REQUIRED WORK - Return every record below exactly as written, omitting any pictures.

--- RECORDS FOR THE EXERCISE ---

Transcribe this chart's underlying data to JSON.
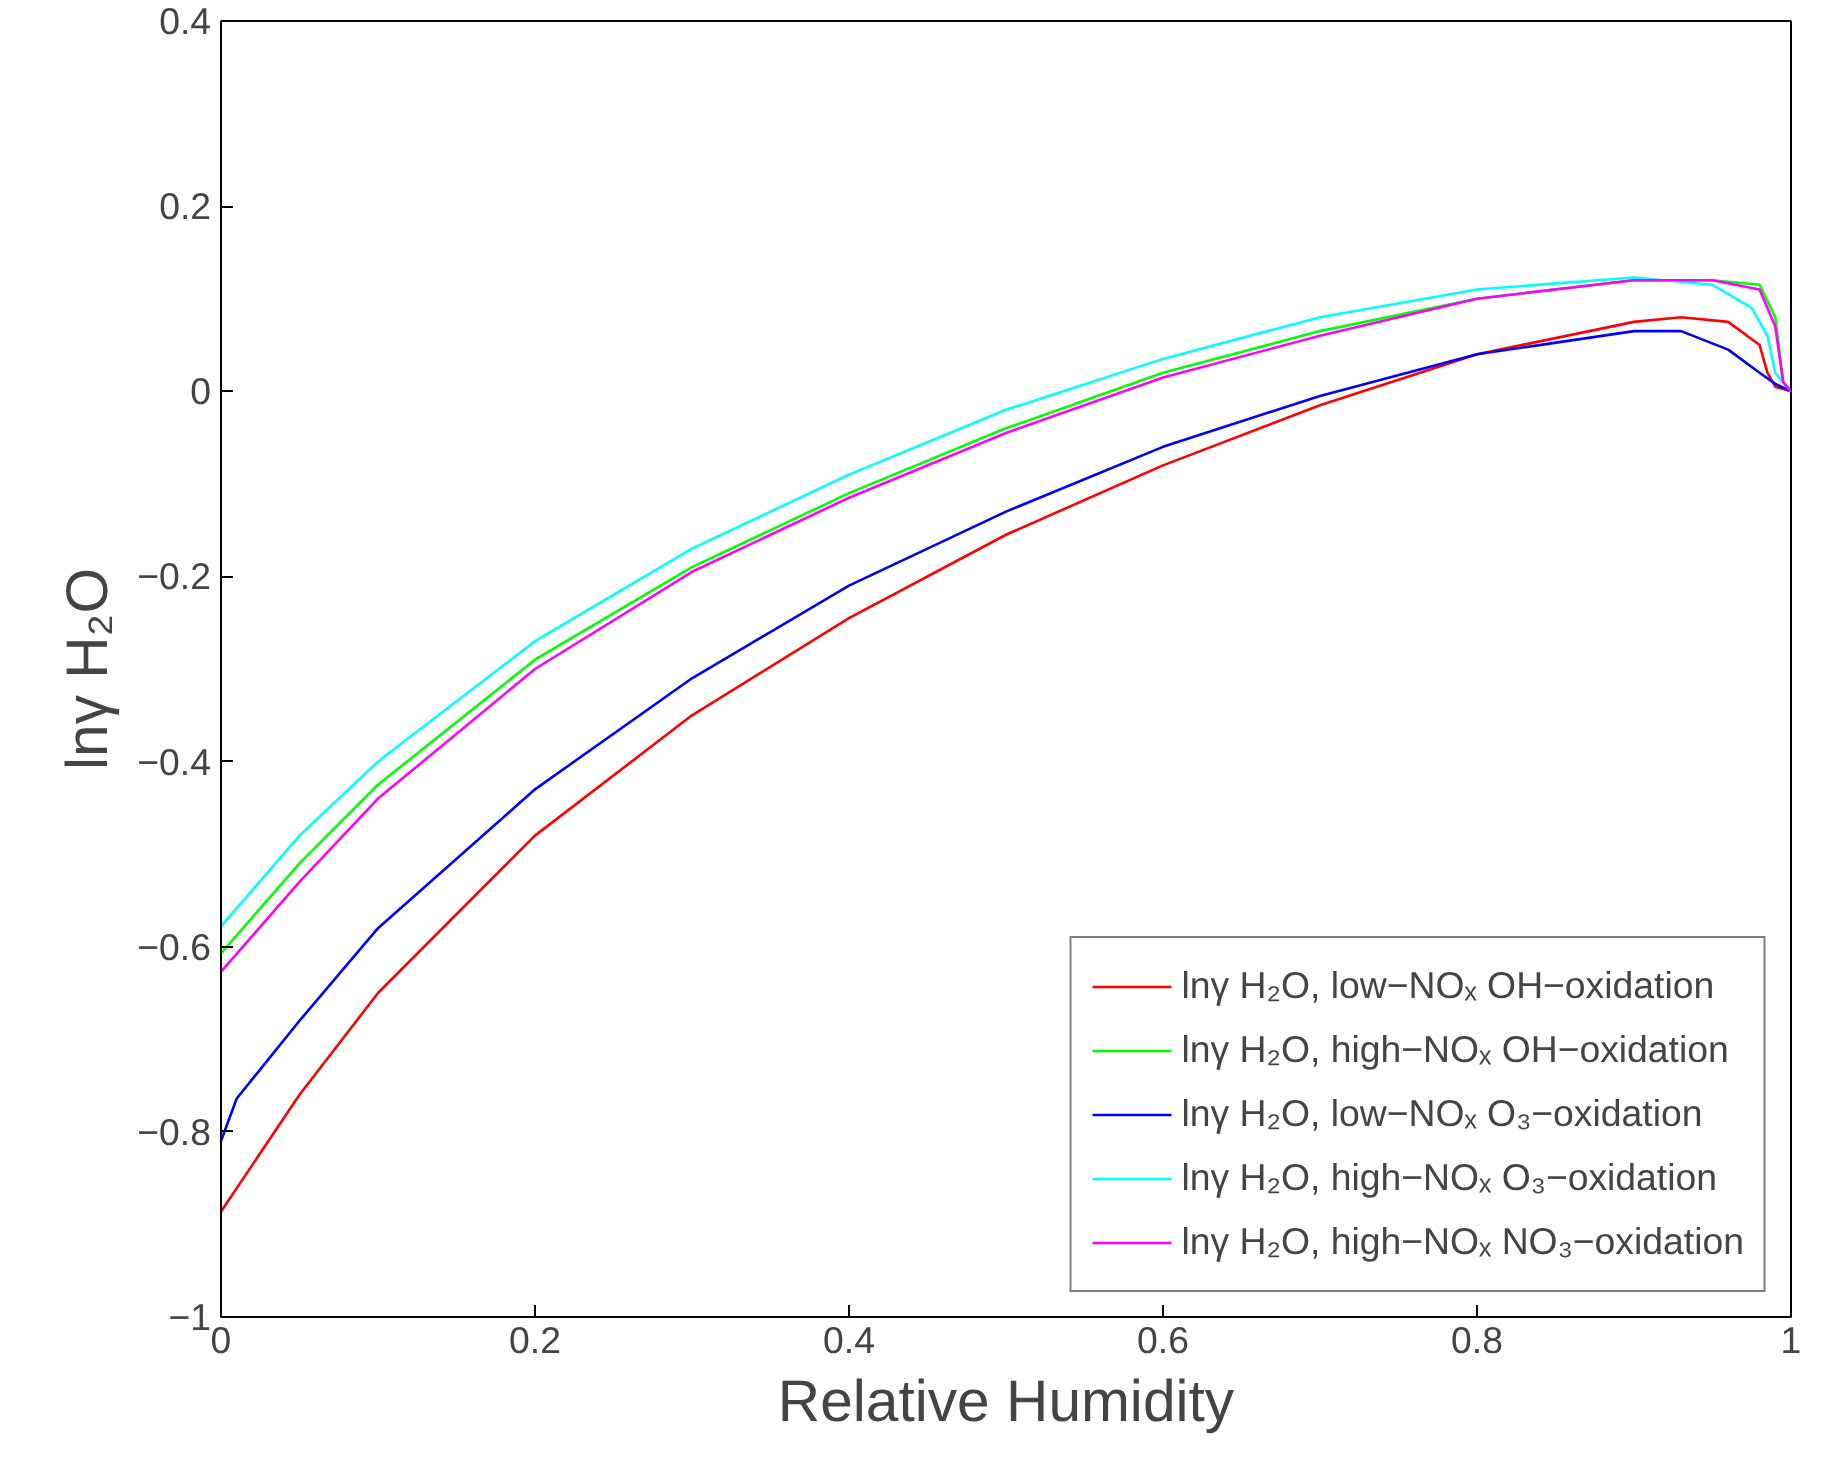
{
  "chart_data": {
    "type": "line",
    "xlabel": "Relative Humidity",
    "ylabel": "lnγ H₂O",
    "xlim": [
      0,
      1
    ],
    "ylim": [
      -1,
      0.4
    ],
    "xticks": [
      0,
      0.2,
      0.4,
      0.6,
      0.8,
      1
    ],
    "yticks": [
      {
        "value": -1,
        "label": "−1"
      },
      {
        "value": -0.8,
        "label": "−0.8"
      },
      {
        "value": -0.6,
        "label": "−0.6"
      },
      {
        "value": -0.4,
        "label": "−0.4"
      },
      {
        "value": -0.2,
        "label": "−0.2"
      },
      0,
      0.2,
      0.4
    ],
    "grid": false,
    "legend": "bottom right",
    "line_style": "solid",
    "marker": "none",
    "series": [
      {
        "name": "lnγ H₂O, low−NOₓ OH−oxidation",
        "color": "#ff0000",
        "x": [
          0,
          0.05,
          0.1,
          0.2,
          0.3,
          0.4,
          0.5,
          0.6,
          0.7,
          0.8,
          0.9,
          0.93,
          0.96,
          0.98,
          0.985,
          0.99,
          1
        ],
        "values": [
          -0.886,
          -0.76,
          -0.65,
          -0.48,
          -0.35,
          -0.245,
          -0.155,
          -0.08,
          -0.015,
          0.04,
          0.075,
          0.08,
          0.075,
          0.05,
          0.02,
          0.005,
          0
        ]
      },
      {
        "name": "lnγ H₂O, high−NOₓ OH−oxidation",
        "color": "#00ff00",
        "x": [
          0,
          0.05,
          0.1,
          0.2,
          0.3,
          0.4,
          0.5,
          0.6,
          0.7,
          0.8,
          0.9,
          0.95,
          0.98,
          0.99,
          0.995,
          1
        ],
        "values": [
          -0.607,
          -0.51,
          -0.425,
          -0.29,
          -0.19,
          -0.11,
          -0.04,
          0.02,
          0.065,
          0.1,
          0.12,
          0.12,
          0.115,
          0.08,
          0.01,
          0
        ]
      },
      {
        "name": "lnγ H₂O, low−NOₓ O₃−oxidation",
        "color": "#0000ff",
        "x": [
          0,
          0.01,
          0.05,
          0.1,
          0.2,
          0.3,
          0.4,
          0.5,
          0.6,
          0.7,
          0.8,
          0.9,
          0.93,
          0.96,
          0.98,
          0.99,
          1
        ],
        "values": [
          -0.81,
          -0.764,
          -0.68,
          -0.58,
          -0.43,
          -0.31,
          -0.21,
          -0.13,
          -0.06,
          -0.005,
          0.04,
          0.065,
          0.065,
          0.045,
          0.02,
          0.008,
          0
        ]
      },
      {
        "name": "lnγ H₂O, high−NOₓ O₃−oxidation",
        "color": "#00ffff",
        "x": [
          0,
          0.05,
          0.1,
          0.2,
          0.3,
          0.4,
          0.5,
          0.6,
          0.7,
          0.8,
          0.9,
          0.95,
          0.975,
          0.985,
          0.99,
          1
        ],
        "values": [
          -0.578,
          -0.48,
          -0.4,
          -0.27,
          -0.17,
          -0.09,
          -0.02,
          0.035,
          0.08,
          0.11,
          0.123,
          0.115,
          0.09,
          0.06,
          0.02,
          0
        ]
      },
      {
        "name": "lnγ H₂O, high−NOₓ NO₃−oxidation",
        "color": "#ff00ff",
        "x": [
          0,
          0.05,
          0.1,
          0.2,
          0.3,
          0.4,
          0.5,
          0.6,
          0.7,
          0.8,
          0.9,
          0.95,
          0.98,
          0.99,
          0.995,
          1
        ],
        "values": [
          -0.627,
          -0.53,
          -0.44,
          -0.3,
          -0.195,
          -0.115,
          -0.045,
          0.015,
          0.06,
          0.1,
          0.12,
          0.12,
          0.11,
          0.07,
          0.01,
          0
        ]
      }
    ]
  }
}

---

TASK ANSWER -
Transcribe this chart's underlying data to JSON.
{
  "chart_data": {
    "type": "line",
    "xlabel": "Relative Humidity",
    "ylabel": "lnγ H₂O",
    "xlim": [
      0,
      1
    ],
    "ylim": [
      -1,
      0.4
    ],
    "xticks": [
      0,
      0.2,
      0.4,
      0.6,
      0.8,
      1
    ],
    "yticks": [
      {
        "value": -1,
        "label": "−1"
      },
      {
        "value": -0.8,
        "label": "−0.8"
      },
      {
        "value": -0.6,
        "label": "−0.6"
      },
      {
        "value": -0.4,
        "label": "−0.4"
      },
      {
        "value": -0.2,
        "label": "−0.2"
      },
      0,
      0.2,
      0.4
    ],
    "grid": false,
    "legend": "bottom right",
    "line_style": "solid",
    "marker": "none",
    "series": [
      {
        "name": "lnγ H₂O, low−NOₓ OH−oxidation",
        "color": "#ff0000",
        "x": [
          0,
          0.05,
          0.1,
          0.2,
          0.3,
          0.4,
          0.5,
          0.6,
          0.7,
          0.8,
          0.9,
          0.93,
          0.96,
          0.98,
          0.985,
          0.99,
          1
        ],
        "values": [
          -0.886,
          -0.76,
          -0.65,
          -0.48,
          -0.35,
          -0.245,
          -0.155,
          -0.08,
          -0.015,
          0.04,
          0.075,
          0.08,
          0.075,
          0.05,
          0.02,
          0.005,
          0
        ]
      },
      {
        "name": "lnγ H₂O, high−NOₓ OH−oxidation",
        "color": "#00ff00",
        "x": [
          0,
          0.05,
          0.1,
          0.2,
          0.3,
          0.4,
          0.5,
          0.6,
          0.7,
          0.8,
          0.9,
          0.95,
          0.98,
          0.99,
          0.995,
          1
        ],
        "values": [
          -0.607,
          -0.51,
          -0.425,
          -0.29,
          -0.19,
          -0.11,
          -0.04,
          0.02,
          0.065,
          0.1,
          0.12,
          0.12,
          0.115,
          0.08,
          0.01,
          0
        ]
      },
      {
        "name": "lnγ H₂O, low−NOₓ O₃−oxidation",
        "color": "#0000ff",
        "x": [
          0,
          0.01,
          0.05,
          0.1,
          0.2,
          0.3,
          0.4,
          0.5,
          0.6,
          0.7,
          0.8,
          0.9,
          0.93,
          0.96,
          0.98,
          0.99,
          1
        ],
        "values": [
          -0.81,
          -0.764,
          -0.68,
          -0.58,
          -0.43,
          -0.31,
          -0.21,
          -0.13,
          -0.06,
          -0.005,
          0.04,
          0.065,
          0.065,
          0.045,
          0.02,
          0.008,
          0
        ]
      },
      {
        "name": "lnγ H₂O, high−NOₓ O₃−oxidation",
        "color": "#00ffff",
        "x": [
          0,
          0.05,
          0.1,
          0.2,
          0.3,
          0.4,
          0.5,
          0.6,
          0.7,
          0.8,
          0.9,
          0.95,
          0.975,
          0.985,
          0.99,
          1
        ],
        "values": [
          -0.578,
          -0.48,
          -0.4,
          -0.27,
          -0.17,
          -0.09,
          -0.02,
          0.035,
          0.08,
          0.11,
          0.123,
          0.115,
          0.09,
          0.06,
          0.02,
          0
        ]
      },
      {
        "name": "lnγ H₂O, high−NOₓ NO₃−oxidation",
        "color": "#ff00ff",
        "x": [
          0,
          0.05,
          0.1,
          0.2,
          0.3,
          0.4,
          0.5,
          0.6,
          0.7,
          0.8,
          0.9,
          0.95,
          0.98,
          0.99,
          0.995,
          1
        ],
        "values": [
          -0.627,
          -0.53,
          -0.44,
          -0.3,
          -0.195,
          -0.115,
          -0.045,
          0.015,
          0.06,
          0.1,
          0.12,
          0.12,
          0.11,
          0.07,
          0.01,
          0
        ]
      }
    ]
  }
}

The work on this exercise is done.